▸ **Aim of the task**: Each entry below should be reproduced character for character.

▸ **Record set**:
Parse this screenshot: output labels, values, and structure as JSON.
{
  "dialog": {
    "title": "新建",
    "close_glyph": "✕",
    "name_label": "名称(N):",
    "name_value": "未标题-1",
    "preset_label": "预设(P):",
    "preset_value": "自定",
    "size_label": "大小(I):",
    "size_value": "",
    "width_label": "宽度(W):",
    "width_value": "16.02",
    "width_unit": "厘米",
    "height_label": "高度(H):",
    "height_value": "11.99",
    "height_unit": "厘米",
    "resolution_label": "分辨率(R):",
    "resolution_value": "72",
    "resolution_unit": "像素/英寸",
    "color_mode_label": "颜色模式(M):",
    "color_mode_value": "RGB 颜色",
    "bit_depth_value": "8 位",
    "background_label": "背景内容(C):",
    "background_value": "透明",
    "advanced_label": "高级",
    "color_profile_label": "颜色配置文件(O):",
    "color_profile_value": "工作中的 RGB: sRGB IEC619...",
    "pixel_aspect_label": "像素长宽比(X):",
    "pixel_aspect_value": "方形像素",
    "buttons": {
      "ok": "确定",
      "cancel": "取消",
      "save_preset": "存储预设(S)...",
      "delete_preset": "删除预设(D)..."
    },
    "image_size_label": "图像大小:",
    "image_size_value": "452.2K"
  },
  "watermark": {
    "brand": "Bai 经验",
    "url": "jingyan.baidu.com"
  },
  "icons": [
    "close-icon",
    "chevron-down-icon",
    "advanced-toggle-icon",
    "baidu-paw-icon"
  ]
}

▸ **Full answer**:
Parse this screenshot: output labels, values, and structure as JSON.
{
  "dialog": {
    "title": "新建",
    "close_glyph": "✕",
    "name_label": "名称(N):",
    "name_value": "未标题-1",
    "preset_label": "预设(P):",
    "preset_value": "自定",
    "size_label": "大小(I):",
    "size_value": "",
    "width_label": "宽度(W):",
    "width_value": "16.02",
    "width_unit": "厘米",
    "height_label": "高度(H):",
    "height_value": "11.99",
    "height_unit": "厘米",
    "resolution_label": "分辨率(R):",
    "resolution_value": "72",
    "resolution_unit": "像素/英寸",
    "color_mode_label": "颜色模式(M):",
    "color_mode_value": "RGB 颜色",
    "bit_depth_value": "8 位",
    "background_label": "背景内容(C):",
    "background_value": "透明",
    "advanced_label": "高级",
    "color_profile_label": "颜色配置文件(O):",
    "color_profile_value": "工作中的 RGB: sRGB IEC619...",
    "pixel_aspect_label": "像素长宽比(X):",
    "pixel_aspect_value": "方形像素",
    "buttons": {
      "ok": "确定",
      "cancel": "取消",
      "save_preset": "存储预设(S)...",
      "delete_preset": "删除预设(D)..."
    },
    "image_size_label": "图像大小:",
    "image_size_value": "452.2K"
  },
  "watermark": {
    "brand": "Bai 经验",
    "url": "jingyan.baidu.com"
  },
  "icons": [
    "close-icon",
    "chevron-down-icon",
    "advanced-toggle-icon",
    "baidu-paw-icon"
  ]
}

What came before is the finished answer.